Required task.
Reproduce the records exactly.

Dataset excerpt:

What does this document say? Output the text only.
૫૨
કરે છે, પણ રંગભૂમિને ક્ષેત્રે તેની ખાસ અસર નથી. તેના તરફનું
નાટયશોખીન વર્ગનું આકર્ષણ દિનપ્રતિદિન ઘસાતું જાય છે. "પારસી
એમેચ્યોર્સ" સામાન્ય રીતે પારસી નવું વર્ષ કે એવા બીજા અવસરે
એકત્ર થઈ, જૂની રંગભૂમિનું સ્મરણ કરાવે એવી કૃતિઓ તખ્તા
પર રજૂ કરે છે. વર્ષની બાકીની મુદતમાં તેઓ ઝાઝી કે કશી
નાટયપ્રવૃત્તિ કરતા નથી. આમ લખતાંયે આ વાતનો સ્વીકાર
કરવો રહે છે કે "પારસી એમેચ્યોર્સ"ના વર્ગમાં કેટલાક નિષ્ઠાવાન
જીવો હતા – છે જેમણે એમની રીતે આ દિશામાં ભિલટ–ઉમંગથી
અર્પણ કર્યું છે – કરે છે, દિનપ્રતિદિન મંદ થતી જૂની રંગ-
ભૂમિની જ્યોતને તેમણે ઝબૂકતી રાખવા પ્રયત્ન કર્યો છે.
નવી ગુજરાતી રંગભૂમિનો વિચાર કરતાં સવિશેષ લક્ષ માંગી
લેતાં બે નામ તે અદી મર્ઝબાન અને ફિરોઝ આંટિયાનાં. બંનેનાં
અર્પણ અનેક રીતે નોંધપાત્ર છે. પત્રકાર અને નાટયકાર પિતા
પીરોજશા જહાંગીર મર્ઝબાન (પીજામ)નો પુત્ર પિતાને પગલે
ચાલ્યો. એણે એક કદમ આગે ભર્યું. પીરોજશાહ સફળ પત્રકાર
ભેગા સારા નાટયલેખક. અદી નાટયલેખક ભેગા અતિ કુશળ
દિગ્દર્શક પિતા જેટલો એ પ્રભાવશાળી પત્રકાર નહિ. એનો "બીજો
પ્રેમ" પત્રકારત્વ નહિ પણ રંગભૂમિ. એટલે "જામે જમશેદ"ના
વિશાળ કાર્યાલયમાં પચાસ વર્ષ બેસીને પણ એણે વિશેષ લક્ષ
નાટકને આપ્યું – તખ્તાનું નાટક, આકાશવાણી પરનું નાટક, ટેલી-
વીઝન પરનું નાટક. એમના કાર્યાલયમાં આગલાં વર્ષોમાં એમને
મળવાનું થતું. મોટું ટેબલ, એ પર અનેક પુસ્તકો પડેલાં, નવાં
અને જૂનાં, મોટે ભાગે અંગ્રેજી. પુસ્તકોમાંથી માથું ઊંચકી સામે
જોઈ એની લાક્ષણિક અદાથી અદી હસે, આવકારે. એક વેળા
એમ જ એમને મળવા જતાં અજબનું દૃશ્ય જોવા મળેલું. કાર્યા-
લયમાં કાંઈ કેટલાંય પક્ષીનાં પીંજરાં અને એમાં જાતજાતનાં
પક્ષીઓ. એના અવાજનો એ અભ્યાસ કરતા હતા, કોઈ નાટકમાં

Written answer.
What does this document say? Output the text only.
૫૨
કરે છે, પણ રંગભૂમિને ક્ષેત્રે તેની ખાસ અસર નથી. તેના તરફનું
નાટયશોખીન વર્ગનું આકર્ષણ દિનપ્રતિદિન ઘસાતું જાય છે. "પારસી
એમેચ્યોર્સ" સામાન્ય રીતે પારસી નવું વર્ષ કે એવા બીજા અવસરે
એકત્ર થઈ, જૂની રંગભૂમિનું સ્મરણ કરાવે એવી કૃતિઓ તખ્તા
પર રજૂ કરે છે. વર્ષની બાકીની મુદતમાં તેઓ ઝાઝી કે કશી
નાટયપ્રવૃત્તિ કરતા નથી. આમ લખતાંયે આ વાતનો સ્વીકાર
કરવો રહે છે કે "પારસી એમેચ્યોર્સ"ના વર્ગમાં કેટલાક નિષ્ઠાવાન
જીવો હતા – છે જેમણે એમની રીતે આ દિશામાં ભિલટ–ઉમંગથી
અર્પણ કર્યું છે – કરે છે, દિનપ્રતિદિન મંદ થતી જૂની રંગ-
ભૂમિની જ્યોતને તેમણે ઝબૂકતી રાખવા પ્રયત્ન કર્યો છે.
નવી ગુજરાતી રંગભૂમિનો વિચાર કરતાં સવિશેષ લક્ષ માંગી
લેતાં બે નામ તે અદી મર્ઝબાન અને ફિરોઝ આંટિયાનાં. બંનેનાં
અર્પણ અનેક રીતે નોંધપાત્ર છે. પત્રકાર અને નાટયકાર પિતા
પીરોજશા જહાંગીર મર્ઝબાન (પીજામ)નો પુત્ર પિતાને પગલે
ચાલ્યો. એણે એક કદમ આગે ભર્યું. પીરોજશાહ સફળ પત્રકાર
ભેગા સારા નાટયલેખક. અદી નાટયલેખક ભેગા અતિ કુશળ
દિગ્દર્શક પિતા જેટલો એ પ્રભાવશાળી પત્રકાર નહિ. એનો "બીજો
પ્રેમ" પત્રકારત્વ નહિ પણ રંગભૂમિ. એટલે "જામે જમશેદ"ના
વિશાળ કાર્યાલયમાં પચાસ વર્ષ બેસીને પણ એણે વિશેષ લક્ષ
નાટકને આપ્યું – તખ્તાનું નાટક, આકાશવાણી પરનું નાટક, ટેલી-
વીઝન પરનું નાટક. એમના કાર્યાલયમાં આગલાં વર્ષોમાં એમને
મળવાનું થતું. મોટું ટેબલ, એ પર અનેક પુસ્તકો પડેલાં, નવાં
અને જૂનાં, મોટે ભાગે અંગ્રેજી. પુસ્તકોમાંથી માથું ઊંચકી સામે
જોઈ એની લાક્ષણિક અદાથી અદી હસે, આવકારે. એક વેળા
એમ જ એમને મળવા જતાં અજબનું દૃશ્ય જોવા મળેલું. કાર્યા-
લયમાં કાંઈ કેટલાંય પક્ષીનાં પીંજરાં અને એમાં જાતજાતનાં
પક્ષીઓ. એના અવાજનો એ અભ્યાસ કરતા હતા, કોઈ નાટકમાં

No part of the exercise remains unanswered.